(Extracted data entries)
>> Begin
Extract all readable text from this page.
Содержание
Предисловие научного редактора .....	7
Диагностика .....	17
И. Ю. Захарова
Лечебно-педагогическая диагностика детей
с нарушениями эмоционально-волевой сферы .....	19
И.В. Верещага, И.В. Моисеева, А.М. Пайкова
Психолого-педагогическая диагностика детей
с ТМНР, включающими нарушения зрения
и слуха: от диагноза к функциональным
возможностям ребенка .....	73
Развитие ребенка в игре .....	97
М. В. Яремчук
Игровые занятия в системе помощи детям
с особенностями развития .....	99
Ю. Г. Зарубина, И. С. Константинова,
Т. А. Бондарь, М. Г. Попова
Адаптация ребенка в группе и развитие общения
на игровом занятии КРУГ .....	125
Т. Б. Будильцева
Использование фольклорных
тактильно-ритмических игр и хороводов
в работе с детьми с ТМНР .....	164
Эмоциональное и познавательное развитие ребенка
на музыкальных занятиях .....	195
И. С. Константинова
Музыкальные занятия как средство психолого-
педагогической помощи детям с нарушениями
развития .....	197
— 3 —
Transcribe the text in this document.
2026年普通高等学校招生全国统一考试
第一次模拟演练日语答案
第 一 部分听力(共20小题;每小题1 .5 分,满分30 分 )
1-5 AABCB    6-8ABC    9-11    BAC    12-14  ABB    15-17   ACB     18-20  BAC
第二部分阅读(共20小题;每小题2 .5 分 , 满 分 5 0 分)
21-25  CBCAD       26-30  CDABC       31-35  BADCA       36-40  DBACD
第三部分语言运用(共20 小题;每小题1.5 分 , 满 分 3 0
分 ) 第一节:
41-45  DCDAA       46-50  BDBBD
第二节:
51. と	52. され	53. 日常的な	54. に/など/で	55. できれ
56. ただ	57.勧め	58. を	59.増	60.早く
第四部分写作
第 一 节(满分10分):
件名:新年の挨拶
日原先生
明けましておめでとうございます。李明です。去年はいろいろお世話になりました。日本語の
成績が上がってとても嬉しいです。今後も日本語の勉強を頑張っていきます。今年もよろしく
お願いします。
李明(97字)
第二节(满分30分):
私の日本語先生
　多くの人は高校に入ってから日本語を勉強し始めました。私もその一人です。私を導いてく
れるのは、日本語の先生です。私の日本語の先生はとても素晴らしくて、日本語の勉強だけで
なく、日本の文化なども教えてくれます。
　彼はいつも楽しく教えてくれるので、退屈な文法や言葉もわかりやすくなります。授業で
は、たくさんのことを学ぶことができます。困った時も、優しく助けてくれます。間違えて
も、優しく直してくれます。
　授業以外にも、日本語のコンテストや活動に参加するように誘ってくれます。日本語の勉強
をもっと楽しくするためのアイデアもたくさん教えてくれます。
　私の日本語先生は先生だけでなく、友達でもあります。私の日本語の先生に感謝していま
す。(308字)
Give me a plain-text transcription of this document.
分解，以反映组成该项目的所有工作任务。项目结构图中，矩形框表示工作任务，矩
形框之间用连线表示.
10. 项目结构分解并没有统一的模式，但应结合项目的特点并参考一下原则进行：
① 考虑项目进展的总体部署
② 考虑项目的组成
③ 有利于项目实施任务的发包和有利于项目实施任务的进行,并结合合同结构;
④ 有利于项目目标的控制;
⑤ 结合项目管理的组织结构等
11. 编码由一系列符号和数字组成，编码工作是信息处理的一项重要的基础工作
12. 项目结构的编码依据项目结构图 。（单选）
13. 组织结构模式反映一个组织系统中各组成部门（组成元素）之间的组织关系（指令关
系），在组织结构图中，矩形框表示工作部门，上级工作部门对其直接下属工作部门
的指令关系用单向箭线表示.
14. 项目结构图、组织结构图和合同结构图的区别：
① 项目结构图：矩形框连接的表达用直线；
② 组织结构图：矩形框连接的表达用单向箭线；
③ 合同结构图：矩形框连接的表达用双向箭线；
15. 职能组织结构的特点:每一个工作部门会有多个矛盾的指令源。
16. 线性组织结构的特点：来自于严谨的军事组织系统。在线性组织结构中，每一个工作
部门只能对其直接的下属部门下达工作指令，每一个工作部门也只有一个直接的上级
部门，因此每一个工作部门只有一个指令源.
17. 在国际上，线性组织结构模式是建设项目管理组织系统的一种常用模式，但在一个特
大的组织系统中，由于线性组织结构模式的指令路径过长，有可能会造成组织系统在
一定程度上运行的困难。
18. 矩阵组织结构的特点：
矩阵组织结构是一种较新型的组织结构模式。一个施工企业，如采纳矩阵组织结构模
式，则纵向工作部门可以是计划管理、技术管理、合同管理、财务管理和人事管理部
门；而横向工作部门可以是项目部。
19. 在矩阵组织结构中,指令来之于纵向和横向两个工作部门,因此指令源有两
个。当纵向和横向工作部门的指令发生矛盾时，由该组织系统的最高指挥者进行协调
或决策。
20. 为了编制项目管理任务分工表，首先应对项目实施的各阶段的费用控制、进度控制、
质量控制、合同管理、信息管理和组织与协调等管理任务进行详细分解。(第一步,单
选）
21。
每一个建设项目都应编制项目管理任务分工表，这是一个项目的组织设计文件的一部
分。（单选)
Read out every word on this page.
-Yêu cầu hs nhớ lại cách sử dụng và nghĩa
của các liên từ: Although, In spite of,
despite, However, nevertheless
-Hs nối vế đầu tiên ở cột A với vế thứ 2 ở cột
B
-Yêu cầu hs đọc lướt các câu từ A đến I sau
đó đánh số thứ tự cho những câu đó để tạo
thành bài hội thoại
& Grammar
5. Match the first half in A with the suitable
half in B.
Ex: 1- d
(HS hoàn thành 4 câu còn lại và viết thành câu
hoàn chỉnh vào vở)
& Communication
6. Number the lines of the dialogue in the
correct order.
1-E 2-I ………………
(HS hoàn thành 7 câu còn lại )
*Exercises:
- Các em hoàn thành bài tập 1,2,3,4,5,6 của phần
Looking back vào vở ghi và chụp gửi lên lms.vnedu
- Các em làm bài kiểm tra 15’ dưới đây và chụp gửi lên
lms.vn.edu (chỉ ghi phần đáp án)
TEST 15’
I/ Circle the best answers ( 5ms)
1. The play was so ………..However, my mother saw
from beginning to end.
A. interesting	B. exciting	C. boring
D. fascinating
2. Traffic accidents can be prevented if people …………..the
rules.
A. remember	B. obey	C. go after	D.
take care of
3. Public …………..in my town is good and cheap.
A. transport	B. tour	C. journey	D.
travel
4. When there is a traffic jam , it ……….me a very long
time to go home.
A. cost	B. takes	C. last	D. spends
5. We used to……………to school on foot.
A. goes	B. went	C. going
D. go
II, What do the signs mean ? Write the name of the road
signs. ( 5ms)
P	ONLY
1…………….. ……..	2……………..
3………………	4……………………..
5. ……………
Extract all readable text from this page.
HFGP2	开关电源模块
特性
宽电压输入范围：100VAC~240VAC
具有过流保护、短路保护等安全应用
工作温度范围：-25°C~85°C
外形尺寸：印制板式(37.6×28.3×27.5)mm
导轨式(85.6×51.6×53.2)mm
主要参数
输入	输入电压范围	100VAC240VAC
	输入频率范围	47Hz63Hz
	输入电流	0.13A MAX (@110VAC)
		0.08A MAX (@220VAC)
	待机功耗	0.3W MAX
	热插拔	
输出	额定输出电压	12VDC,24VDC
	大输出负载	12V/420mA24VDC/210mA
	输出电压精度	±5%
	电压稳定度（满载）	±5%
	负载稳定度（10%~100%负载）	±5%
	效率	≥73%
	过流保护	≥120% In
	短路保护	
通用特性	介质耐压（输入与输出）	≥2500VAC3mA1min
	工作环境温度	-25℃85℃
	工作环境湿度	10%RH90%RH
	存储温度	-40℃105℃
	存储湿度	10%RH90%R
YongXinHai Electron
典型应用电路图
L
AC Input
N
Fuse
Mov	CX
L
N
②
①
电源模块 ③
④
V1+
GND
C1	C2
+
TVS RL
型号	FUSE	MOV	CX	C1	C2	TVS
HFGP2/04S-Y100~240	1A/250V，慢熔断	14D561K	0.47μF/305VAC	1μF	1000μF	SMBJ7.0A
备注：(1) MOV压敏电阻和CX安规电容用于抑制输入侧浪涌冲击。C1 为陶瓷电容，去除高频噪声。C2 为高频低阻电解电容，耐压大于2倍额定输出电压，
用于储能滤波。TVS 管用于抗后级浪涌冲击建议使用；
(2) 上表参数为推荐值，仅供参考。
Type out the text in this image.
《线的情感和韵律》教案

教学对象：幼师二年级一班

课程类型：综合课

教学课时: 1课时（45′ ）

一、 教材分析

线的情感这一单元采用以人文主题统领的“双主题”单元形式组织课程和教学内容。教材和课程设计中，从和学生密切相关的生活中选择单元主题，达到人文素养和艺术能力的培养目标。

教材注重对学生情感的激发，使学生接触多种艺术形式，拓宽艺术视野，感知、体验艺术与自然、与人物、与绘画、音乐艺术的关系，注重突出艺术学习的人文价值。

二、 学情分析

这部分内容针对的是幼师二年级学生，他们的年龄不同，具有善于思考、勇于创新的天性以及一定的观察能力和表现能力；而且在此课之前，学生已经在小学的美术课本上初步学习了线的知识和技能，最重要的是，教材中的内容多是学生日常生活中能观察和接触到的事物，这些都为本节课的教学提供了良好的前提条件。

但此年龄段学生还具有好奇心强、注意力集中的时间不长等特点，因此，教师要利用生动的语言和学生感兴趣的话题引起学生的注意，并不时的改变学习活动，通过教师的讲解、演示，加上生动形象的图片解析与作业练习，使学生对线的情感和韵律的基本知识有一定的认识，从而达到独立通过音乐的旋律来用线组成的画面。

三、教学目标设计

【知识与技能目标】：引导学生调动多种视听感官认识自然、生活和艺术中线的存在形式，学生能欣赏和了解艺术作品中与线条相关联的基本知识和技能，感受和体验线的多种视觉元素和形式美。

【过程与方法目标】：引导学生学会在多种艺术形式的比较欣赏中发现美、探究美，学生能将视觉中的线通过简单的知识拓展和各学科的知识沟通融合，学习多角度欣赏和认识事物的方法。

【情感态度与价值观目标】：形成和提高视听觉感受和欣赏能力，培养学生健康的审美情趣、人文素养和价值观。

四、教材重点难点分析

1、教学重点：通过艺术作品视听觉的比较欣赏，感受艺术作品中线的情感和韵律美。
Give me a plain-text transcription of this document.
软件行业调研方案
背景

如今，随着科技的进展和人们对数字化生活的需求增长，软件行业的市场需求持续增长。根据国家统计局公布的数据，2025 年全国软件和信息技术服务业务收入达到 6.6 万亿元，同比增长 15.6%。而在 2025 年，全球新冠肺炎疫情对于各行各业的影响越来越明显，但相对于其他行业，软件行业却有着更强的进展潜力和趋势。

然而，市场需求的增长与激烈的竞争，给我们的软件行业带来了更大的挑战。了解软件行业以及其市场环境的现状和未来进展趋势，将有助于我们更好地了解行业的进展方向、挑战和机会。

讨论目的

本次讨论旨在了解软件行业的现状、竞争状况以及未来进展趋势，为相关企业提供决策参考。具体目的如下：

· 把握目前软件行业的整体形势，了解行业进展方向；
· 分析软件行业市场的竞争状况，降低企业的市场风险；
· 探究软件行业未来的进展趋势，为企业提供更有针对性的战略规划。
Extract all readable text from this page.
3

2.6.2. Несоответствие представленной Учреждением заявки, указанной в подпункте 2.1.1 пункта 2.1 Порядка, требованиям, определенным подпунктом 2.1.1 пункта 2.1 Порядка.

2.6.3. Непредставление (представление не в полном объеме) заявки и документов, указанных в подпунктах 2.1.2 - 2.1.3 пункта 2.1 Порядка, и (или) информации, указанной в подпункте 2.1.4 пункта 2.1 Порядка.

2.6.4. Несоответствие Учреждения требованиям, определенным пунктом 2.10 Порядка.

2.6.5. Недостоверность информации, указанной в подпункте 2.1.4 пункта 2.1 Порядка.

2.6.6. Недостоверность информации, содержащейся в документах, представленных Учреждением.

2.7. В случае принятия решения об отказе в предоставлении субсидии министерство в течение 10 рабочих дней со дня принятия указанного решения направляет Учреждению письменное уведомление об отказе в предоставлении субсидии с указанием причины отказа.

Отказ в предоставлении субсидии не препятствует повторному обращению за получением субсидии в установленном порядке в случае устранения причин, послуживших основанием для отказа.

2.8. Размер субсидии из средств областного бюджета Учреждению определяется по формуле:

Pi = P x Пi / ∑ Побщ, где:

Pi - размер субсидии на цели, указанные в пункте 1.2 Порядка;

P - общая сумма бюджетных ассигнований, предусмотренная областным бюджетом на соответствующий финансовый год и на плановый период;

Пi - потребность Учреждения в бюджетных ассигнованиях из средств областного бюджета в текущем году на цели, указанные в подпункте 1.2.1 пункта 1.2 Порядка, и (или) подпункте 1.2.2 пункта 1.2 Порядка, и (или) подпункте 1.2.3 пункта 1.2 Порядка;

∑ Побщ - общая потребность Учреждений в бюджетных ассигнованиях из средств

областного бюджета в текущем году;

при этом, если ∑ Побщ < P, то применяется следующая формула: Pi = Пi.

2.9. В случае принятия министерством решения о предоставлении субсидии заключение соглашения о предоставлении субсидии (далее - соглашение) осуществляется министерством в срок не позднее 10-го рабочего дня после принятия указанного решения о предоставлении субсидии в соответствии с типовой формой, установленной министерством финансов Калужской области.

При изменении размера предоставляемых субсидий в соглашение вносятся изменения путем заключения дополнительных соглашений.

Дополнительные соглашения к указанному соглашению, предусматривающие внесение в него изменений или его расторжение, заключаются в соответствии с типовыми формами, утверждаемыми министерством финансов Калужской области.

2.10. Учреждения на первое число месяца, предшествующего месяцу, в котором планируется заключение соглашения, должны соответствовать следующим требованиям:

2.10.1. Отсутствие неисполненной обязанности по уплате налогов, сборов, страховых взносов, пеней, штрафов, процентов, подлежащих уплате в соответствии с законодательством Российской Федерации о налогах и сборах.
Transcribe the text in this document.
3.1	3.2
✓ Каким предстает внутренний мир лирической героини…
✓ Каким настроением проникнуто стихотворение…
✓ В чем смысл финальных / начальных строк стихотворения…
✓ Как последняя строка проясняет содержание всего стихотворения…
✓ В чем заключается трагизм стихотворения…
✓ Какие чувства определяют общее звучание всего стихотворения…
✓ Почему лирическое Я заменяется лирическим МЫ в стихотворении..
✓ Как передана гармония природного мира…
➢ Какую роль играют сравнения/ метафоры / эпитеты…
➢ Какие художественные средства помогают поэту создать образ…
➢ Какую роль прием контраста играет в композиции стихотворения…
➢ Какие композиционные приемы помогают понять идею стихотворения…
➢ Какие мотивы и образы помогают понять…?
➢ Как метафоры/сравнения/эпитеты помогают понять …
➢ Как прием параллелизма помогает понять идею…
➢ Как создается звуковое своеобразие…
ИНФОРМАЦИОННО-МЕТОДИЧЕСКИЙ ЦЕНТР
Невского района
>> End
• **GIVEN TASK**
Your answer should be a single number: the count of lines in the listing that contain the word "метафоры".

• **OUTPUT FOR THIS EXERCISE**
2